= Aim of the exercise =
Pull every line containing "côté" from the entries.

= Listed entries =
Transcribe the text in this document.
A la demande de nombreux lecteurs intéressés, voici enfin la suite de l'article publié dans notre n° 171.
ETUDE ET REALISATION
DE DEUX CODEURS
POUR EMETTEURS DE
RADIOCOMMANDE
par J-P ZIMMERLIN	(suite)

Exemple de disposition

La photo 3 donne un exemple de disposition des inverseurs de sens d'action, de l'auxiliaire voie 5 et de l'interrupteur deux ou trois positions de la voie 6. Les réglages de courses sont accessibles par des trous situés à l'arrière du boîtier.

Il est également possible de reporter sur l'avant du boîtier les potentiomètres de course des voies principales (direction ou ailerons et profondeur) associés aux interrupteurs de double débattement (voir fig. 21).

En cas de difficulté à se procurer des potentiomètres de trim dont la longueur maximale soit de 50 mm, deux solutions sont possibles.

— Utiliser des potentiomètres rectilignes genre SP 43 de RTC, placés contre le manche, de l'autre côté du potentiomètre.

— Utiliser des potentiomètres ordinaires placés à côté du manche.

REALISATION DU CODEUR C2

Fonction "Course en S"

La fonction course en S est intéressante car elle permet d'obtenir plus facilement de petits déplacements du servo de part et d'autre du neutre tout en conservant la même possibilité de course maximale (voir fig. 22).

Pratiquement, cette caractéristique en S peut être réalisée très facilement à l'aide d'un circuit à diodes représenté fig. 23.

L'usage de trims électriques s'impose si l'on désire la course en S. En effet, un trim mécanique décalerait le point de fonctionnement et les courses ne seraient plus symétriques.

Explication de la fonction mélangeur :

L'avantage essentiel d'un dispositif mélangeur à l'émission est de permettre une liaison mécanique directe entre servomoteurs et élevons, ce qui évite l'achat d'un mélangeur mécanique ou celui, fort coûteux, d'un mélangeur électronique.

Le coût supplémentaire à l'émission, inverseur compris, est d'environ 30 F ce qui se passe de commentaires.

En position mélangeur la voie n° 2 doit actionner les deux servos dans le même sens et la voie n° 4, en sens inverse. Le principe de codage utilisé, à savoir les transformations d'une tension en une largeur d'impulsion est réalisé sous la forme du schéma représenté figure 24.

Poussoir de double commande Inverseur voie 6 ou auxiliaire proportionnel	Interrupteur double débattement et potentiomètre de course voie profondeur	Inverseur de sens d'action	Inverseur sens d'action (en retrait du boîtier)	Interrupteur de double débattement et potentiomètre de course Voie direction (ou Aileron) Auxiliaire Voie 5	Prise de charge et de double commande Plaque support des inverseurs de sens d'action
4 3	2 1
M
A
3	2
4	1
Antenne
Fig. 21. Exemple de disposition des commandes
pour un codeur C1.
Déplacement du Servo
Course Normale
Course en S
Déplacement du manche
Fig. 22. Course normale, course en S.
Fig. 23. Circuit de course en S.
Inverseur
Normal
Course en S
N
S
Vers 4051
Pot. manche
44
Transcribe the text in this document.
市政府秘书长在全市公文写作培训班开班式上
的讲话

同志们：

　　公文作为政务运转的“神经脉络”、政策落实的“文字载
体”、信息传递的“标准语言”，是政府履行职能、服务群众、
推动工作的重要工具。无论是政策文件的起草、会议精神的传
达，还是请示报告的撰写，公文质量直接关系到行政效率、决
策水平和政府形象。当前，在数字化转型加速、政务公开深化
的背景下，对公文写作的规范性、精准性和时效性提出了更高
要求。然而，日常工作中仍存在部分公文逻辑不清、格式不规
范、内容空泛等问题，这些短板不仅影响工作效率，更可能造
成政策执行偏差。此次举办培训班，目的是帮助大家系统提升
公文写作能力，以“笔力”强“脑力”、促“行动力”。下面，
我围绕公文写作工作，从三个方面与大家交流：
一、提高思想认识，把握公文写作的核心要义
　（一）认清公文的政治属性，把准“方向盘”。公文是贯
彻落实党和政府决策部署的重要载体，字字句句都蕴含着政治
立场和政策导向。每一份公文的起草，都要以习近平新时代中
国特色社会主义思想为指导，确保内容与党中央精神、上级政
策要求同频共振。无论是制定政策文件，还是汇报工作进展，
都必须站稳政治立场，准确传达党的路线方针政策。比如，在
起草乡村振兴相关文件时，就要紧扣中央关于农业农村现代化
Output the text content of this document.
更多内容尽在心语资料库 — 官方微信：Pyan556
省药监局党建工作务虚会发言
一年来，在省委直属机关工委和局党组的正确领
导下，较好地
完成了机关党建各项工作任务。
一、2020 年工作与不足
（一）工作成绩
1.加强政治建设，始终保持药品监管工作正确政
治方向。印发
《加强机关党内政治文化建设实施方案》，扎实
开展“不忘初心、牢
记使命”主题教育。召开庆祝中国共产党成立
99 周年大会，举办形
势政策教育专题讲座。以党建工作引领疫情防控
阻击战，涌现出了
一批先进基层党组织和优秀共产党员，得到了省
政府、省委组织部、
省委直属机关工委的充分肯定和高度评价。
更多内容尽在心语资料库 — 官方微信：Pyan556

= The solution =
— Utiliser des potentiomètres rectilignes genre SP 43 de RTC, placés contre le manche, de l'autre côté du potentiomètre.
— Utiliser des potentiomètres ordinaires placés à côté du manche.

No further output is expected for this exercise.